**YOUR INSTRUCTIONS**
Gather every line that includes the word "average", please.

──────── MATERIAL

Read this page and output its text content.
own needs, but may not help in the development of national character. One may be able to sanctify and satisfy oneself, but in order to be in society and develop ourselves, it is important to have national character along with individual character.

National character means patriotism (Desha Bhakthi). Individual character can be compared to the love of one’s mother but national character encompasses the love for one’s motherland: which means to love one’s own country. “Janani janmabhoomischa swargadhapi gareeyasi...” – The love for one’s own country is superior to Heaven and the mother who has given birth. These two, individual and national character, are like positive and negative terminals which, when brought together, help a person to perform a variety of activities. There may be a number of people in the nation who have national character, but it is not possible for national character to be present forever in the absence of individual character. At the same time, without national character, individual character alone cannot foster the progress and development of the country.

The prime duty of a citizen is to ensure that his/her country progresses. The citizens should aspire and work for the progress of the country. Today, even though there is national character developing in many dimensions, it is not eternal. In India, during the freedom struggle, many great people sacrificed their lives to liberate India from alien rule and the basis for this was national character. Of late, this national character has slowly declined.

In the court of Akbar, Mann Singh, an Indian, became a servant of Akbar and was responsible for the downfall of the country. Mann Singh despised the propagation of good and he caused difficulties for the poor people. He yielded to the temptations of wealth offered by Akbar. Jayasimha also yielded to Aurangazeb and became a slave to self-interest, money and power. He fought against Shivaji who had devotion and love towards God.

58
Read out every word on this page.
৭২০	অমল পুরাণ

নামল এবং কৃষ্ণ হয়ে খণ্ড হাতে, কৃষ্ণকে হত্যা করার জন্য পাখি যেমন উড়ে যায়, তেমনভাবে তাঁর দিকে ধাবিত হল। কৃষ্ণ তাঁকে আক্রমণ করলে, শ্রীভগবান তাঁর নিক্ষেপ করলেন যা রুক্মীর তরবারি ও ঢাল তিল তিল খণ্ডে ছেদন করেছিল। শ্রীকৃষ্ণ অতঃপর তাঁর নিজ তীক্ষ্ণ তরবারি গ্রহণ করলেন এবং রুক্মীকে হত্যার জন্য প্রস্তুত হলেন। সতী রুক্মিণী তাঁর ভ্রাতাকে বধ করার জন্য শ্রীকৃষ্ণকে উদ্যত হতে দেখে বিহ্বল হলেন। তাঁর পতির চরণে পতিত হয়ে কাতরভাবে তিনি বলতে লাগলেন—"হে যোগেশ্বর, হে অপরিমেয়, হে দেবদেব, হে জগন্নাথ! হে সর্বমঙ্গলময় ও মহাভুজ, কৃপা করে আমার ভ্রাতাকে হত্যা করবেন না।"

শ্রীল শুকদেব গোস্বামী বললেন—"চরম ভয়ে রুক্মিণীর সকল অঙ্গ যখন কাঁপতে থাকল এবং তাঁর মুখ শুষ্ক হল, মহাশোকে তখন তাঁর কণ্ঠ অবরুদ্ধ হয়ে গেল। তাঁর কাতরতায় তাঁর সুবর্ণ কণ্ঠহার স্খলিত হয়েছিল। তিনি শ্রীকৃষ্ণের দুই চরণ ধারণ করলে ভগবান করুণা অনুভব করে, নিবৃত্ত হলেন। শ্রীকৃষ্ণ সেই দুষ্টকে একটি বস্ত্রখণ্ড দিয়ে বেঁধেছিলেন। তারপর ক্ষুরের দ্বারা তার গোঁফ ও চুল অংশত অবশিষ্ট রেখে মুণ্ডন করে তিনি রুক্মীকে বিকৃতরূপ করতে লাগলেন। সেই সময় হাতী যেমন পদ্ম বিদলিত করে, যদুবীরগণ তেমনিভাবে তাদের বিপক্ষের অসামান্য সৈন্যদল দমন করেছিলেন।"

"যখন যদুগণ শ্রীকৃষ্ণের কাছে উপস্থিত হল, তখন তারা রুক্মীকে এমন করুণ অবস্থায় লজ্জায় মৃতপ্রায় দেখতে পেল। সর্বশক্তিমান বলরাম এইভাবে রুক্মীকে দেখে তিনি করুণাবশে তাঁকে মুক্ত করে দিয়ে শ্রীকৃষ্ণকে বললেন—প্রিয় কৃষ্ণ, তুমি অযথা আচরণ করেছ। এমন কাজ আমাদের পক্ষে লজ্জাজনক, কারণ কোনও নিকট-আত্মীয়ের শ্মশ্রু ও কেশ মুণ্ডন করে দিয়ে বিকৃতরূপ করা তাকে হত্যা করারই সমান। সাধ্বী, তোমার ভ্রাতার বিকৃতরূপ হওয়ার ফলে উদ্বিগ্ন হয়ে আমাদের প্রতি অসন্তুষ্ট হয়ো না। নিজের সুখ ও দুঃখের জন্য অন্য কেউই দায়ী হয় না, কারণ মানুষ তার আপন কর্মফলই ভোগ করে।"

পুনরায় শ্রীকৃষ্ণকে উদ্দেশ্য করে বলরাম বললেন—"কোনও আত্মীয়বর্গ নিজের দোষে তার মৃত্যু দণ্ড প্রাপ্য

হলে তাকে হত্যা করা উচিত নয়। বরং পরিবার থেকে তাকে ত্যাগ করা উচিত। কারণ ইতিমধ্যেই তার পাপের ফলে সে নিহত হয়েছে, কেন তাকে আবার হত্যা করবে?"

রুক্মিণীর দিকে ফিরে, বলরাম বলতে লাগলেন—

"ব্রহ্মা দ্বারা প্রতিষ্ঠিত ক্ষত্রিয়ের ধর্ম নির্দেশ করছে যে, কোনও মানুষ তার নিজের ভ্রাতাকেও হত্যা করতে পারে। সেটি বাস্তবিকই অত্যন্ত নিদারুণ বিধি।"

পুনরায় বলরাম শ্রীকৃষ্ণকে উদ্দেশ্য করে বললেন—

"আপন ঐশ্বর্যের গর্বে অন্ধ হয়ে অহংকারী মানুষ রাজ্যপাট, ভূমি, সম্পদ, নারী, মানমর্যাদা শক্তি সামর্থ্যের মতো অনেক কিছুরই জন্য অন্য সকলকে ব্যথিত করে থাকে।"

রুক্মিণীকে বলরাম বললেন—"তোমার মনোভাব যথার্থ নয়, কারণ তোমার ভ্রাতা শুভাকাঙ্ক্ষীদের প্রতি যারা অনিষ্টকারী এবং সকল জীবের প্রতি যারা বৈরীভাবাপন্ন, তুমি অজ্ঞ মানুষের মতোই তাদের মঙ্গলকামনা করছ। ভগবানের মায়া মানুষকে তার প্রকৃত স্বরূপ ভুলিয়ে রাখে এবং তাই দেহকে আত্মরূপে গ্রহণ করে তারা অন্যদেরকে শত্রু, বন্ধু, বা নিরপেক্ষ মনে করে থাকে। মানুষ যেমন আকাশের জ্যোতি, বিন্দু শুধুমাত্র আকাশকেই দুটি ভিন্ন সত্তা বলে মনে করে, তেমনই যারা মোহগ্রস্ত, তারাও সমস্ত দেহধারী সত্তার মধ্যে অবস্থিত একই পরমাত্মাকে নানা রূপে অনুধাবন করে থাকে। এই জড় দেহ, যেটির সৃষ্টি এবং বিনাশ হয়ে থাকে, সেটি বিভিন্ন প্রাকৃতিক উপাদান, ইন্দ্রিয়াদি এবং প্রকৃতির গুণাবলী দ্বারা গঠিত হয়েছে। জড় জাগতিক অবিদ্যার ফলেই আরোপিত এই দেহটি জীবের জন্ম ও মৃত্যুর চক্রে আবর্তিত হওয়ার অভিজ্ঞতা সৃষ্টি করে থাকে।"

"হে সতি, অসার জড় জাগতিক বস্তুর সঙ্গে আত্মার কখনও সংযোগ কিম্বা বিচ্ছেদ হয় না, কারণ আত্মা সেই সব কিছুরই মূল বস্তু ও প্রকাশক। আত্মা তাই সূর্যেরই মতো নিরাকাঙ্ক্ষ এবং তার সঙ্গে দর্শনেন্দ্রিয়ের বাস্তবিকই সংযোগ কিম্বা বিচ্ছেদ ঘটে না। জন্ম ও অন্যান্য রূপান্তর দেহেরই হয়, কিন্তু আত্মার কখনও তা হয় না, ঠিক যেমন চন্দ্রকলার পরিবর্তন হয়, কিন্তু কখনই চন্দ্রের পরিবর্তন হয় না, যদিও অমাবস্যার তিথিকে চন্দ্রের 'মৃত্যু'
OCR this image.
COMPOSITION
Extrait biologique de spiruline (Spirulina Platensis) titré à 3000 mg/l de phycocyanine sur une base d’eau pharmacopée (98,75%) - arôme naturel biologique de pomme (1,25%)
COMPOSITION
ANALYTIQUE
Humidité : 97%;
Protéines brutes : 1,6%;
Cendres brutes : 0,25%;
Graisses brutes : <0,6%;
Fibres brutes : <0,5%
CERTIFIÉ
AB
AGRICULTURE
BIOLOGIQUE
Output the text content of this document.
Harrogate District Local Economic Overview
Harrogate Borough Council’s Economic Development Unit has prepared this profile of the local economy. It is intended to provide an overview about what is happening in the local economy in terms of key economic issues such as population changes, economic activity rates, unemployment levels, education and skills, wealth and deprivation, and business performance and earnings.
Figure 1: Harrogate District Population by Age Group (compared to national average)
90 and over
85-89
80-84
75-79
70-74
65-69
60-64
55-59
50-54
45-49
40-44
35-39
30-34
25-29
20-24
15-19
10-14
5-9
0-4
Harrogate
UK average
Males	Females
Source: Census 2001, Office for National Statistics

────────────────

**THE OUTPUT**
Figure 1: Harrogate District Population by Age Group (compared to national average)
UK average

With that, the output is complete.